Entries taken from a collection
*****

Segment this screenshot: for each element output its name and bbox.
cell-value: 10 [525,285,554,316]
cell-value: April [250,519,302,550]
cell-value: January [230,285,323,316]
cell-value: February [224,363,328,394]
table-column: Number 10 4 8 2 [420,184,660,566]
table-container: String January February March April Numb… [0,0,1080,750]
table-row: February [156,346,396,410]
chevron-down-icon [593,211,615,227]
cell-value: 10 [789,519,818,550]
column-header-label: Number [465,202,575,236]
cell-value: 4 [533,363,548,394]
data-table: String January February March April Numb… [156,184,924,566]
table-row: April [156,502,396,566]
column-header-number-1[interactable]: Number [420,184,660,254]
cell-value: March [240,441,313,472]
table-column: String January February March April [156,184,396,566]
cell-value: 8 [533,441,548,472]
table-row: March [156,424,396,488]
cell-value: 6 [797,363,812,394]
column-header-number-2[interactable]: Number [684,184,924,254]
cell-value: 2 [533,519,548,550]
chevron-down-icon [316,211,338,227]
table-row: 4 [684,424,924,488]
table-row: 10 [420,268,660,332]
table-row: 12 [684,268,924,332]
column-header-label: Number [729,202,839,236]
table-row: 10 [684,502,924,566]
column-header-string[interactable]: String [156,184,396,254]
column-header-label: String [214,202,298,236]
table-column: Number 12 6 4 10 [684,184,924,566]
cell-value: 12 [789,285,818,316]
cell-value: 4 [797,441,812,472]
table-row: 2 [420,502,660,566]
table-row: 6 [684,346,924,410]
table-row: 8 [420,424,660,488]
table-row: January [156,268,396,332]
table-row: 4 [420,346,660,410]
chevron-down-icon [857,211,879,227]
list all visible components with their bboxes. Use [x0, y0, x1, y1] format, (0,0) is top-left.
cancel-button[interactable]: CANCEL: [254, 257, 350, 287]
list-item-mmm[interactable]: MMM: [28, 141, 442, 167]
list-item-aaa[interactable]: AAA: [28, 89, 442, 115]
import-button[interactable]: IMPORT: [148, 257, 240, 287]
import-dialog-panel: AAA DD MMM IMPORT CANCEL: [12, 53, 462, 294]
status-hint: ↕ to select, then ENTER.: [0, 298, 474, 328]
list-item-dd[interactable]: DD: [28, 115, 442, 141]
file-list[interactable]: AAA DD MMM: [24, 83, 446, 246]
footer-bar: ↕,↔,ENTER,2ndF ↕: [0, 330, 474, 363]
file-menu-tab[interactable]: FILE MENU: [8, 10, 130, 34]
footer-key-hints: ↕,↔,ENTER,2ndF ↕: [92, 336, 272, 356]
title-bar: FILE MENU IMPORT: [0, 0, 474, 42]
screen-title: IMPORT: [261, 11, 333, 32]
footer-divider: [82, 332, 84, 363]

*****

Rewrite all of the material above, swapping every "table-row" for "data-row" and keeping everything else the same.

Segment this screenshot: for each element output its name and bbox.
cell-value: 10 [525,285,554,316]
cell-value: April [250,519,302,550]
cell-value: January [230,285,323,316]
cell-value: February [224,363,328,394]
table-column: Number 10 4 8 2 [420,184,660,566]
table-container: String January February March April Numb… [0,0,1080,750]
data-row: February [156,346,396,410]
chevron-down-icon [593,211,615,227]
cell-value: 10 [789,519,818,550]
column-header-label: Number [465,202,575,236]
cell-value: 4 [533,363,548,394]
data-table: String January February March April Numb… [156,184,924,566]
data-row: April [156,502,396,566]
column-header-number-1[interactable]: Number [420,184,660,254]
cell-value: March [240,441,313,472]
table-column: String January February March April [156,184,396,566]
cell-value: 8 [533,441,548,472]
data-row: March [156,424,396,488]
cell-value: 6 [797,363,812,394]
column-header-number-2[interactable]: Number [684,184,924,254]
cell-value: 2 [533,519,548,550]
chevron-down-icon [316,211,338,227]
data-row: 4 [684,424,924,488]
data-row: 10 [420,268,660,332]
data-row: 12 [684,268,924,332]
column-header-label: Number [729,202,839,236]
data-row: 10 [684,502,924,566]
column-header-string[interactable]: String [156,184,396,254]
column-header-label: String [214,202,298,236]
table-column: Number 12 6 4 10 [684,184,924,566]
cell-value: 12 [789,285,818,316]
cell-value: 4 [797,441,812,472]
data-row: 2 [420,502,660,566]
data-row: 6 [684,346,924,410]
data-row: 8 [420,424,660,488]
data-row: January [156,268,396,332]
data-row: 4 [420,346,660,410]
chevron-down-icon [857,211,879,227]
list all visible components with their bboxes. Use [x0, y0, x1, y1] format, (0,0) is top-left.
cancel-button[interactable]: CANCEL: [254, 257, 350, 287]
list-item-mmm[interactable]: MMM: [28, 141, 442, 167]
list-item-aaa[interactable]: AAA: [28, 89, 442, 115]
import-button[interactable]: IMPORT: [148, 257, 240, 287]
import-dialog-panel: AAA DD MMM IMPORT CANCEL: [12, 53, 462, 294]
status-hint: ↕ to select, then ENTER.: [0, 298, 474, 328]
list-item-dd[interactable]: DD: [28, 115, 442, 141]
file-list[interactable]: AAA DD MMM: [24, 83, 446, 246]
footer-bar: ↕,↔,ENTER,2ndF ↕: [0, 330, 474, 363]
file-menu-tab[interactable]: FILE MENU: [8, 10, 130, 34]
footer-key-hints: ↕,↔,ENTER,2ndF ↕: [92, 336, 272, 356]
title-bar: FILE MENU IMPORT: [0, 0, 474, 42]
screen-title: IMPORT: [261, 11, 333, 32]
footer-divider: [82, 332, 84, 363]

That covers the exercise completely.